WHAT THIS TASK INVOLVES |
Write each line out exactly, leaving none out.

··········

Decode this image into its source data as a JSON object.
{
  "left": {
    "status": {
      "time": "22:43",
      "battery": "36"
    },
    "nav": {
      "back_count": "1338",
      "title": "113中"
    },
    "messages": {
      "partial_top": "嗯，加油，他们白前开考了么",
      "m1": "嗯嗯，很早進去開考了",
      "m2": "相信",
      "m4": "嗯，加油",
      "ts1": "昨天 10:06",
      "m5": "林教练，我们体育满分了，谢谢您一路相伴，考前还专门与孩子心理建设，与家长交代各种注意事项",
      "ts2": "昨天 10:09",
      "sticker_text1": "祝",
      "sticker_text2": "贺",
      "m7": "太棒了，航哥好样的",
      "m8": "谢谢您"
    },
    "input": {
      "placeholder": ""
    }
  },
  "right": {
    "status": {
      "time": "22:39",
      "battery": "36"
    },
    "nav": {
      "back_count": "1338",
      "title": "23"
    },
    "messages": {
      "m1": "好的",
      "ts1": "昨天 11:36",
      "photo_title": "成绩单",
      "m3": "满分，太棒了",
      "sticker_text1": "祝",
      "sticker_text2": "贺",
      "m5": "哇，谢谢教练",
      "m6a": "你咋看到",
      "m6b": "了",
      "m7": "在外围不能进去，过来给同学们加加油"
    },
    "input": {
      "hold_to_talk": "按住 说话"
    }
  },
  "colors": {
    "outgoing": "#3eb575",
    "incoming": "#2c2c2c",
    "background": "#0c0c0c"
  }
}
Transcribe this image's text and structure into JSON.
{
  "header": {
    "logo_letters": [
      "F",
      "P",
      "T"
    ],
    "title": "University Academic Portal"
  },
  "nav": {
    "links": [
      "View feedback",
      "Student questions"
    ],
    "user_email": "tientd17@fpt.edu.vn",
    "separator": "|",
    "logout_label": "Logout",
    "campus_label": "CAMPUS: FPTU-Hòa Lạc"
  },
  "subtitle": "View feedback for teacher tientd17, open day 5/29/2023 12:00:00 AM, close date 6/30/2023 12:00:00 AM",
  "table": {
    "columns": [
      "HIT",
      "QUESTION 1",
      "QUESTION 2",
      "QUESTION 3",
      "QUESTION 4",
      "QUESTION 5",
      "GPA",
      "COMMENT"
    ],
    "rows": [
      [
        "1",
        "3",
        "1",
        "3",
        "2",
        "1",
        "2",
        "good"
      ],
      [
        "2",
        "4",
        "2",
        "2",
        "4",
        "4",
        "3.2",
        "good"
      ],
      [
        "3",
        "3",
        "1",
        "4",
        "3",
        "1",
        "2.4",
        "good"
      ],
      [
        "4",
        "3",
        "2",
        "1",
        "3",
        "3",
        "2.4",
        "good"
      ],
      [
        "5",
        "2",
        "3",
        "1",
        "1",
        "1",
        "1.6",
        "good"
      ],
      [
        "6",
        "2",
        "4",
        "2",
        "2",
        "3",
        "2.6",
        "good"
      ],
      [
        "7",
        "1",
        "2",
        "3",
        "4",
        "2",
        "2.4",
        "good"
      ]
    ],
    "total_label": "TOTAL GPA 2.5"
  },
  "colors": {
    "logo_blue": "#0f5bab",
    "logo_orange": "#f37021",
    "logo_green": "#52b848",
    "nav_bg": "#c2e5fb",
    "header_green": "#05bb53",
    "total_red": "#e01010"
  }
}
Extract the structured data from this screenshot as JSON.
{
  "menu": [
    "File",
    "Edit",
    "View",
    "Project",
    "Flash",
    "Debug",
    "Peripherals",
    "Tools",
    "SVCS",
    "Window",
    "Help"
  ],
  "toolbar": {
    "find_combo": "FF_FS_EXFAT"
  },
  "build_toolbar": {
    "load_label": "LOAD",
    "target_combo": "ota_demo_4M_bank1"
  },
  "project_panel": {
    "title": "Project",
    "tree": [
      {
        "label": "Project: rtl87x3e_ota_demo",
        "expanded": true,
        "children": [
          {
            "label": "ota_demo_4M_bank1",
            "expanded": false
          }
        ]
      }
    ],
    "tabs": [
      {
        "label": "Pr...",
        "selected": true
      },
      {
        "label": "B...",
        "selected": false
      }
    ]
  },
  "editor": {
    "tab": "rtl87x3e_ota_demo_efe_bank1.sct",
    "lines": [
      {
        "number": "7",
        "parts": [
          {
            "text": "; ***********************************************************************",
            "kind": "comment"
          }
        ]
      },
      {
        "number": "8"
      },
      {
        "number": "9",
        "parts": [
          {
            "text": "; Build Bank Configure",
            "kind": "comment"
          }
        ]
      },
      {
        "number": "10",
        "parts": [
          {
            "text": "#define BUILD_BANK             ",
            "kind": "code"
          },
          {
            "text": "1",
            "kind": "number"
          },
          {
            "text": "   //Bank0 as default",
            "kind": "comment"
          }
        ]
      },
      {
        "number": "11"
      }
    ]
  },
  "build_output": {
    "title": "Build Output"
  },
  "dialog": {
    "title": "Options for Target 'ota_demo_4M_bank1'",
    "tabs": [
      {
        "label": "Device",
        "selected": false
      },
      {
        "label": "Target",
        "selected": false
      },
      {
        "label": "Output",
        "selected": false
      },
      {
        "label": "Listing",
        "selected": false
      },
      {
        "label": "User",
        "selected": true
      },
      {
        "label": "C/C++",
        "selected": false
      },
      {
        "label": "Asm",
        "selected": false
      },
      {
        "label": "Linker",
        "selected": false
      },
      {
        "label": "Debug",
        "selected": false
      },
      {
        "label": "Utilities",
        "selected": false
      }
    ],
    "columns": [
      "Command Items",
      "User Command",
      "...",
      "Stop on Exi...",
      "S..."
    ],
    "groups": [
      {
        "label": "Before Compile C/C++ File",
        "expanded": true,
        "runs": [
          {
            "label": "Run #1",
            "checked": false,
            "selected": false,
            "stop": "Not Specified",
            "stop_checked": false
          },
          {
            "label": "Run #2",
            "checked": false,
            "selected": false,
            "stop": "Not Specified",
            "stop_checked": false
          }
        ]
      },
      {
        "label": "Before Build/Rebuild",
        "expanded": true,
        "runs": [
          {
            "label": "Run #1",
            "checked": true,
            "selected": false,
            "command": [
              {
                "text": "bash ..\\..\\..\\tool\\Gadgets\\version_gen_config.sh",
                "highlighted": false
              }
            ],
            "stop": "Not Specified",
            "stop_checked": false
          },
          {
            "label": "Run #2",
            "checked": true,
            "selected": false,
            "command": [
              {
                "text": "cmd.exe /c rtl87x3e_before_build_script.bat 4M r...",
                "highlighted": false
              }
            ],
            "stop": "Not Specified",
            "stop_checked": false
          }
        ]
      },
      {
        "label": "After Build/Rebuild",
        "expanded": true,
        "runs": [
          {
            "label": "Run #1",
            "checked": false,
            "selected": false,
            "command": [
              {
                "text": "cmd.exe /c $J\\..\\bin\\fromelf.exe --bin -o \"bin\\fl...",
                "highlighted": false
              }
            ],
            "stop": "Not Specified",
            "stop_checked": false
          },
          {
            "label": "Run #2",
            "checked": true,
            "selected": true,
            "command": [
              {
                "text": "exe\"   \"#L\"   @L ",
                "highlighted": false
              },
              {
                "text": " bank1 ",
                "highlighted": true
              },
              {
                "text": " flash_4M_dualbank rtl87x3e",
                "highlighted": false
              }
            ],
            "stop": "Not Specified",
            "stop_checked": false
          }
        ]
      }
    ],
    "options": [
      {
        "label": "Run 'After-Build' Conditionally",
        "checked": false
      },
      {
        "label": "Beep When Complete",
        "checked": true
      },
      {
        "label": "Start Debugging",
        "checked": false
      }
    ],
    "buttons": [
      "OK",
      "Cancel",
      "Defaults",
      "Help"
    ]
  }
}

··········

FINISHED EXERCISE |
Decode this image into its source data as a JSON object.
{
  "left": {
    "status": {
      "time": "22:43",
      "battery": "36"
    },
    "nav": {
      "back_count": "1338",
      "title": "113中"
    },
    "messages": {
      "partial_top": "嗯，加油，他们白前开考了么",
      "m1": "嗯嗯，很早進去開考了",
      "m2": "相信",
      "m4": "嗯，加油",
      "ts1": "昨天 10:06",
      "m5": "林教练，我们体育满分了，谢谢您一路相伴，考前还专门与孩子心理建设，与家长交代各种注意事项",
      "ts2": "昨天 10:09",
      "sticker_text1": "祝",
      "sticker_text2": "贺",
      "m7": "太棒了，航哥好样的",
      "m8": "谢谢您"
    },
    "input": {
      "placeholder": ""
    }
  },
  "right": {
    "status": {
      "time": "22:39",
      "battery": "36"
    },
    "nav": {
      "back_count": "1338",
      "title": "23"
    },
    "messages": {
      "m1": "好的",
      "ts1": "昨天 11:36",
      "photo_title": "成绩单",
      "m3": "满分，太棒了",
      "sticker_text1": "祝",
      "sticker_text2": "贺",
      "m5": "哇，谢谢教练",
      "m6a": "你咋看到",
      "m6b": "了",
      "m7": "在外围不能进去，过来给同学们加加油"
    },
    "input": {
      "hold_to_talk": "按住 说话"
    }
  },
  "colors": {
    "outgoing": "#3eb575",
    "incoming": "#2c2c2c",
    "background": "#0c0c0c"
  }
}
Transcribe this image's text and structure into JSON.
{
  "header": {
    "logo_letters": [
      "F",
      "P",
      "T"
    ],
    "title": "University Academic Portal"
  },
  "nav": {
    "links": [
      "View feedback",
      "Student questions"
    ],
    "user_email": "tientd17@fpt.edu.vn",
    "separator": "|",
    "logout_label": "Logout",
    "campus_label": "CAMPUS: FPTU-Hòa Lạc"
  },
  "subtitle": "View feedback for teacher tientd17, open day 5/29/2023 12:00:00 AM, close date 6/30/2023 12:00:00 AM",
  "table": {
    "columns": [
      "HIT",
      "QUESTION 1",
      "QUESTION 2",
      "QUESTION 3",
      "QUESTION 4",
      "QUESTION 5",
      "GPA",
      "COMMENT"
    ],
    "rows": [
      [
        "1",
        "3",
        "1",
        "3",
        "2",
        "1",
        "2",
        "good"
      ],
      [
        "2",
        "4",
        "2",
        "2",
        "4",
        "4",
        "3.2",
        "good"
      ],
      [
        "3",
        "3",
        "1",
        "4",
        "3",
        "1",
        "2.4",
        "good"
      ],
      [
        "4",
        "3",
        "2",
        "1",
        "3",
        "3",
        "2.4",
        "good"
      ],
      [
        "5",
        "2",
        "3",
        "1",
        "1",
        "1",
        "1.6",
        "good"
      ],
      [
        "6",
        "2",
        "4",
        "2",
        "2",
        "3",
        "2.6",
        "good"
      ],
      [
        "7",
        "1",
        "2",
        "3",
        "4",
        "2",
        "2.4",
        "good"
      ]
    ],
    "total_label": "TOTAL GPA 2.5"
  },
  "colors": {
    "logo_blue": "#0f5bab",
    "logo_orange": "#f37021",
    "logo_green": "#52b848",
    "nav_bg": "#c2e5fb",
    "header_green": "#05bb53",
    "total_red": "#e01010"
  }
}
Extract the structured data from this screenshot as JSON.
{
  "menu": [
    "File",
    "Edit",
    "View",
    "Project",
    "Flash",
    "Debug",
    "Peripherals",
    "Tools",
    "SVCS",
    "Window",
    "Help"
  ],
  "toolbar": {
    "find_combo": "FF_FS_EXFAT"
  },
  "build_toolbar": {
    "load_label": "LOAD",
    "target_combo": "ota_demo_4M_bank1"
  },
  "project_panel": {
    "title": "Project",
    "tree": [
      {
        "label": "Project: rtl87x3e_ota_demo",
        "expanded": true,
        "children": [
          {
            "label": "ota_demo_4M_bank1",
            "expanded": false
          }
        ]
      }
    ],
    "tabs": [
      {
        "label": "Pr...",
        "selected": true
      },
      {
        "label": "B...",
        "selected": false
      }
    ]
  },
  "editor": {
    "tab": "rtl87x3e_ota_demo_efe_bank1.sct",
    "lines": [
      {
        "number": "7",
        "parts": [
          {
            "text": "; ***********************************************************************",
            "kind": "comment"
          }
        ]
      },
      {
        "number": "8"
      },
      {
        "number": "9",
        "parts": [
          {
            "text": "; Build Bank Configure",
            "kind": "comment"
          }
        ]
      },
      {
        "number": "10",
        "parts": [
          {
            "text": "#define BUILD_BANK             ",
            "kind": "code"
          },
          {
            "text": "1",
            "kind": "number"
          },
          {
            "text": "   //Bank0 as default",
            "kind": "comment"
          }
        ]
      },
      {
        "number": "11"
      }
    ]
  },
  "build_output": {
    "title": "Build Output"
  },
  "dialog": {
    "title": "Options for Target 'ota_demo_4M_bank1'",
    "tabs": [
      {
        "label": "Device",
        "selected": false
      },
      {
        "label": "Target",
        "selected": false
      },
      {
        "label": "Output",
        "selected": false
      },
      {
        "label": "Listing",
        "selected": false
      },
      {
        "label": "User",
        "selected": true
      },
      {
        "label": "C/C++",
        "selected": false
      },
      {
        "label": "Asm",
        "selected": false
      },
      {
        "label": "Linker",
        "selected": false
      },
      {
        "label": "Debug",
        "selected": false
      },
      {
        "label": "Utilities",
        "selected": false
      }
    ],
    "columns": [
      "Command Items",
      "User Command",
      "...",
      "Stop on Exi...",
      "S..."
    ],
    "groups": [
      {
        "label": "Before Compile C/C++ File",
        "expanded": true,
        "runs": [
          {
            "label": "Run #1",
            "checked": false,
            "selected": false,
            "stop": "Not Specified",
            "stop_checked": false
          },
          {
            "label": "Run #2",
            "checked": false,
            "selected": false,
            "stop": "Not Specified",
            "stop_checked": false
          }
        ]
      },
      {
        "label": "Before Build/Rebuild",
        "expanded": true,
        "runs": [
          {
            "label": "Run #1",
            "checked": true,
            "selected": false,
            "command": [
              {
                "text": "bash ..\\..\\..\\tool\\Gadgets\\version_gen_config.sh",
                "highlighted": false
              }
            ],
            "stop": "Not Specified",
            "stop_checked": false
          },
          {
            "label": "Run #2",
            "checked": true,
            "selected": false,
            "command": [
              {
                "text": "cmd.exe /c rtl87x3e_before_build_script.bat 4M r...",
                "highlighted": false
              }
            ],
            "stop": "Not Specified",
            "stop_checked": false
          }
        ]
      },
      {
        "label": "After Build/Rebuild",
        "expanded": true,
        "runs": [
          {
            "label": "Run #1",
            "checked": false,
            "selected": false,
            "command": [
              {
                "text": "cmd.exe /c $J\\..\\bin\\fromelf.exe --bin -o \"bin\\fl...",
                "highlighted": false
              }
            ],
            "stop": "Not Specified",
            "stop_checked": false
          },
          {
            "label": "Run #2",
            "checked": true,
            "selected": true,
            "command": [
              {
                "text": "exe\"   \"#L\"   @L ",
                "highlighted": false
              },
              {
                "text": " bank1 ",
                "highlighted": true
              },
              {
                "text": " flash_4M_dualbank rtl87x3e",
                "highlighted": false
              }
            ],
            "stop": "Not Specified",
            "stop_checked": false
          }
        ]
      }
    ],
    "options": [
      {
        "label": "Run 'After-Build' Conditionally",
        "checked": false
      },
      {
        "label": "Beep When Complete",
        "checked": true
      },
      {
        "label": "Start Debugging",
        "checked": false
      }
    ],
    "buttons": [
      "OK",
      "Cancel",
      "Defaults",
      "Help"
    ]
  }
}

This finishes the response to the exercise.